Material provided —
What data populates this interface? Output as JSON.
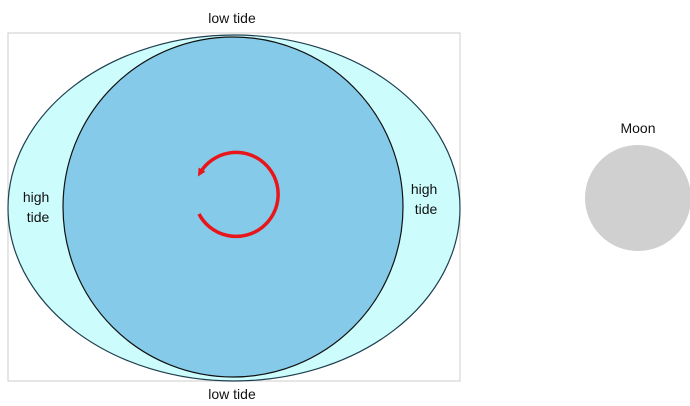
{
  "labels": {
    "top": "low tide",
    "bottom": "low tide",
    "left": [
      "high",
      "tide"
    ],
    "right": [
      "high",
      "tide"
    ],
    "moon": "Moon"
  }
}
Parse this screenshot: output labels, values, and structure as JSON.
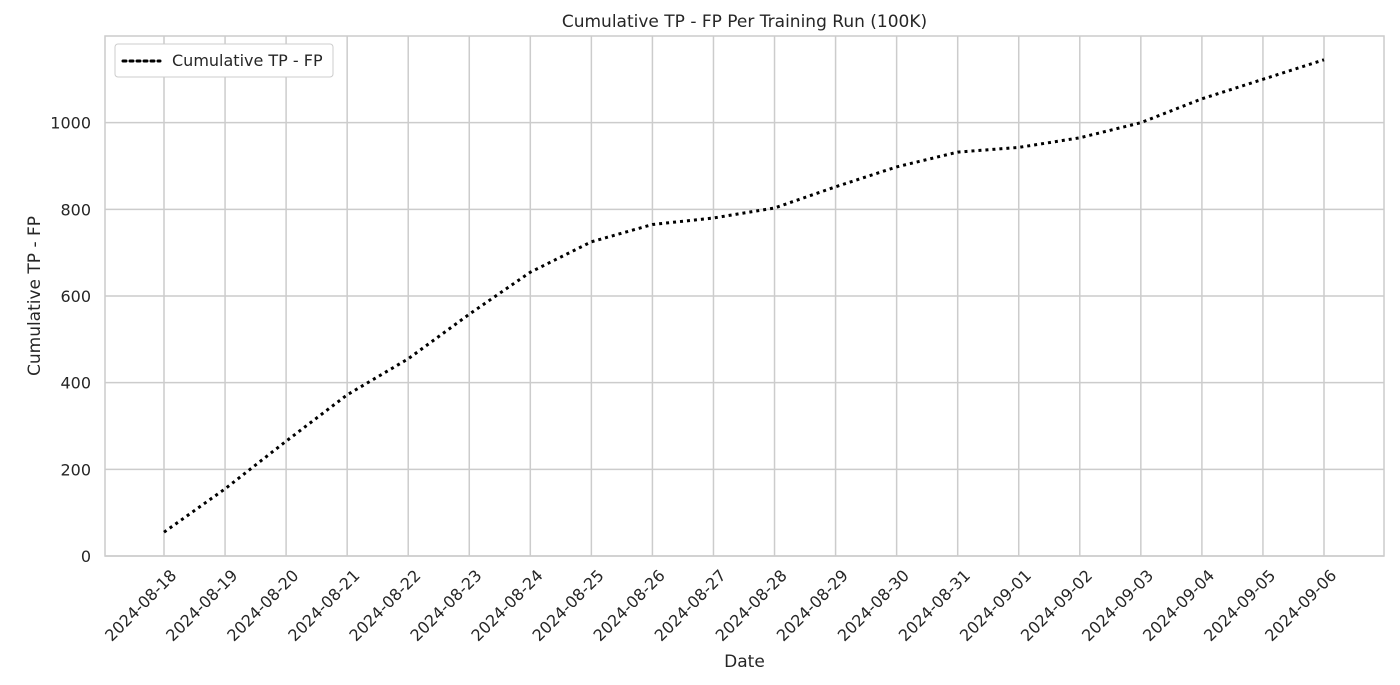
{
  "chart_data": {
    "type": "line",
    "title": "Cumulative TP - FP Per Training Run (100K)",
    "xlabel": "Date",
    "ylabel": "Cumulative TP - FP",
    "x": [
      "2024-08-18",
      "2024-08-19",
      "2024-08-20",
      "2024-08-21",
      "2024-08-22",
      "2024-08-23",
      "2024-08-24",
      "2024-08-25",
      "2024-08-26",
      "2024-08-27",
      "2024-08-28",
      "2024-08-29",
      "2024-08-30",
      "2024-08-31",
      "2024-09-01",
      "2024-09-02",
      "2024-09-03",
      "2024-09-04",
      "2024-09-05",
      "2024-09-06"
    ],
    "series": [
      {
        "name": "Cumulative TP - FP",
        "values": [
          55,
          155,
          265,
          372,
          455,
          558,
          655,
          725,
          765,
          780,
          803,
          852,
          898,
          932,
          943,
          965,
          1000,
          1055,
          1100,
          1145
        ],
        "color": "#000000",
        "line_style": "dotted"
      }
    ],
    "y_ticks": [
      0,
      200,
      400,
      600,
      800,
      1000
    ],
    "ylim": [
      0,
      1200
    ],
    "grid": true,
    "legend_position": "top-left",
    "tick_label_rotation": 45
  }
}
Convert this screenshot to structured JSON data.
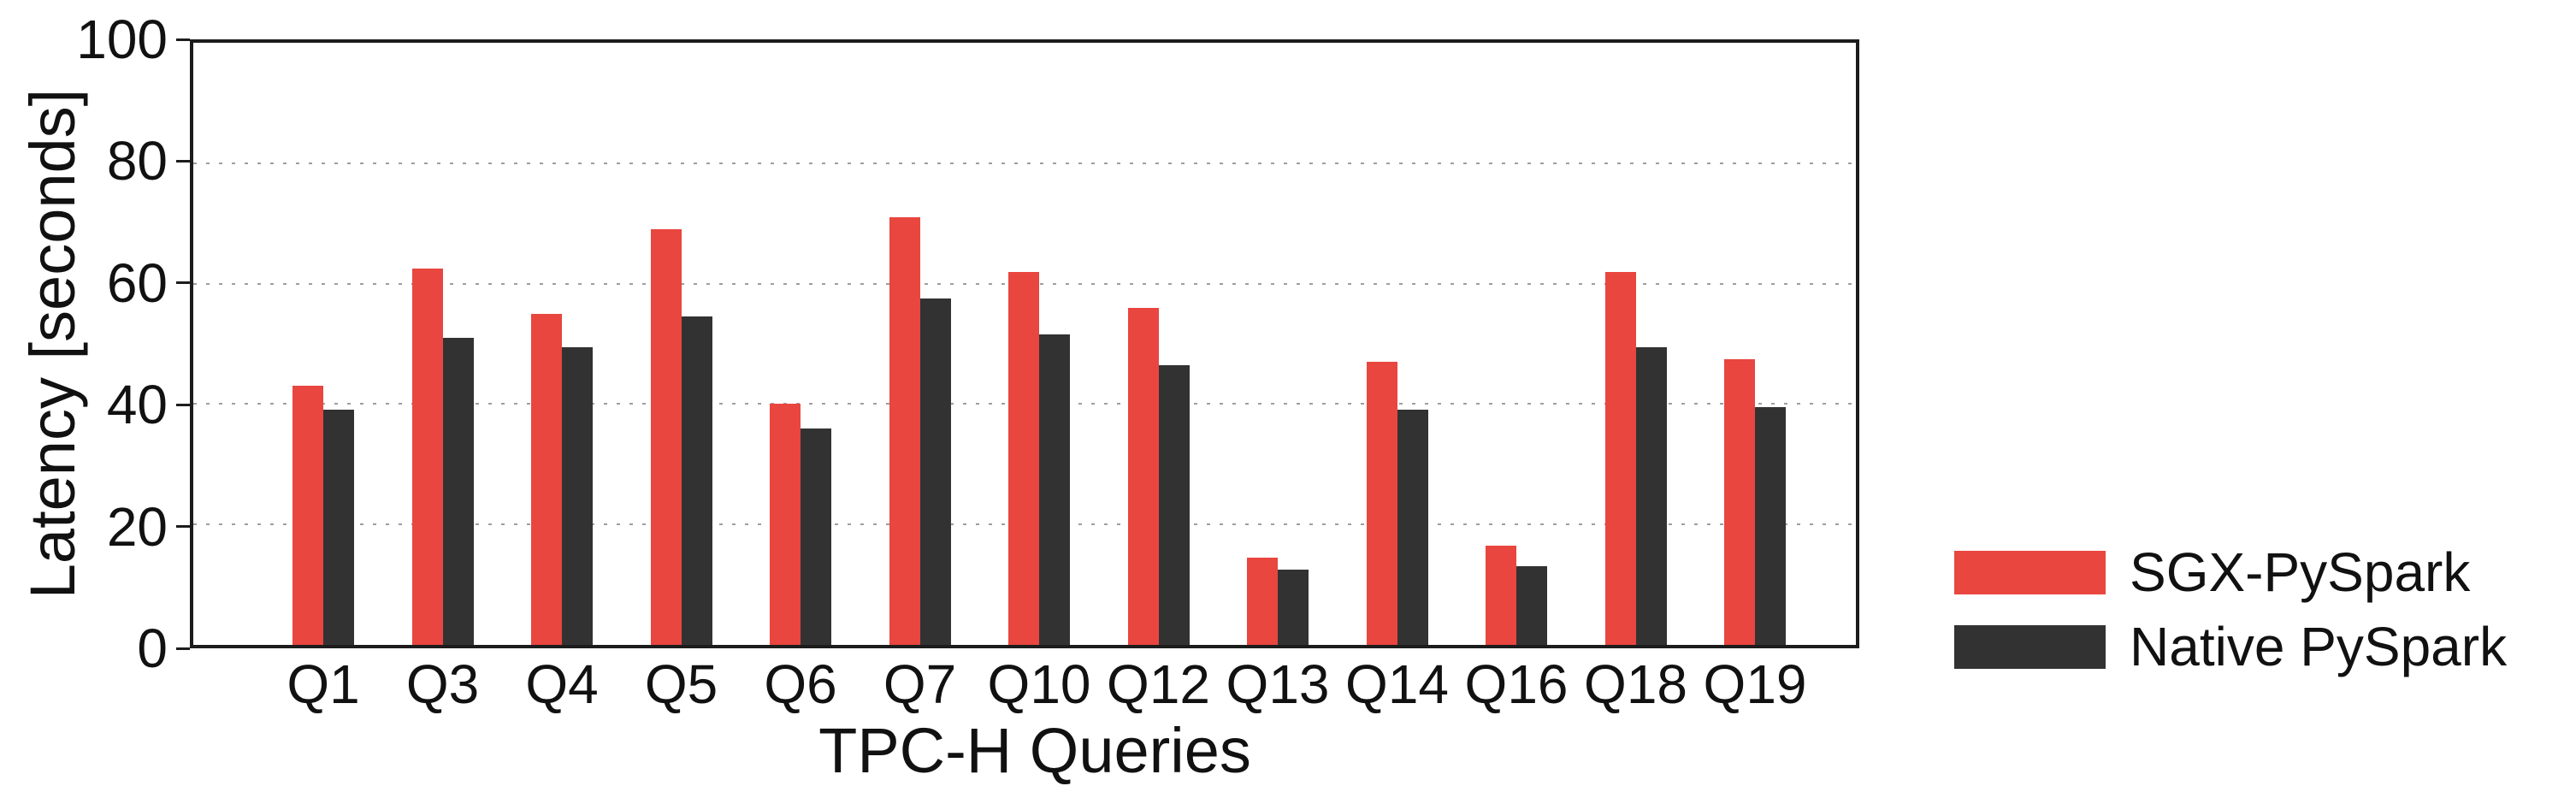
{
  "chart_data": {
    "type": "bar",
    "title": "",
    "xlabel": "TPC-H Queries",
    "ylabel": "Latency [seconds]",
    "categories": [
      "Q1",
      "Q3",
      "Q4",
      "Q5",
      "Q6",
      "Q7",
      "Q10",
      "Q12",
      "Q13",
      "Q14",
      "Q16",
      "Q18",
      "Q19"
    ],
    "series": [
      {
        "name": "SGX-PySpark",
        "color": "#e8463f",
        "values": [
          43,
          62.5,
          55,
          69,
          40,
          71,
          62,
          56,
          14.5,
          47,
          16.5,
          62,
          47.5
        ]
      },
      {
        "name": "Native PySpark",
        "color": "#333233",
        "values": [
          39,
          51,
          49.5,
          54.5,
          36,
          57.5,
          51.5,
          46.5,
          12.5,
          39,
          13,
          49.5,
          39.5
        ]
      }
    ],
    "ylim": [
      0,
      100
    ],
    "yticks": [
      0,
      20,
      40,
      60,
      80,
      100
    ],
    "grid": "horizontal dotted lines at 20, 40, 60, 80",
    "legend_position": "outside right"
  },
  "colors": {
    "background": "#ffffff",
    "spine": "#1c1c1c",
    "gridline": "#9e9e9e",
    "text": "#111111"
  }
}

What you will do — Using the listing above, copy exactly the lines from the one that contains "Convert this screenshot" through its last line, both included, but not the pictures.

Answer for this exercise —
Convert this screenshot to structured JSON data.
{
  "chart_data": {
    "type": "bar",
    "title": "",
    "xlabel": "TPC-H Queries",
    "ylabel": "Latency [seconds]",
    "categories": [
      "Q1",
      "Q3",
      "Q4",
      "Q5",
      "Q6",
      "Q7",
      "Q10",
      "Q12",
      "Q13",
      "Q14",
      "Q16",
      "Q18",
      "Q19"
    ],
    "series": [
      {
        "name": "SGX-PySpark",
        "color": "#e8463f",
        "values": [
          43,
          62.5,
          55,
          69,
          40,
          71,
          62,
          56,
          14.5,
          47,
          16.5,
          62,
          47.5
        ]
      },
      {
        "name": "Native PySpark",
        "color": "#333233",
        "values": [
          39,
          51,
          49.5,
          54.5,
          36,
          57.5,
          51.5,
          46.5,
          12.5,
          39,
          13,
          49.5,
          39.5
        ]
      }
    ],
    "ylim": [
      0,
      100
    ],
    "yticks": [
      0,
      20,
      40,
      60,
      80,
      100
    ],
    "grid": "horizontal dotted lines at 20, 40, 60, 80",
    "legend_position": "outside right"
  },
  "colors": {
    "background": "#ffffff",
    "spine": "#1c1c1c",
    "gridline": "#9e9e9e",
    "text": "#111111"
  }
}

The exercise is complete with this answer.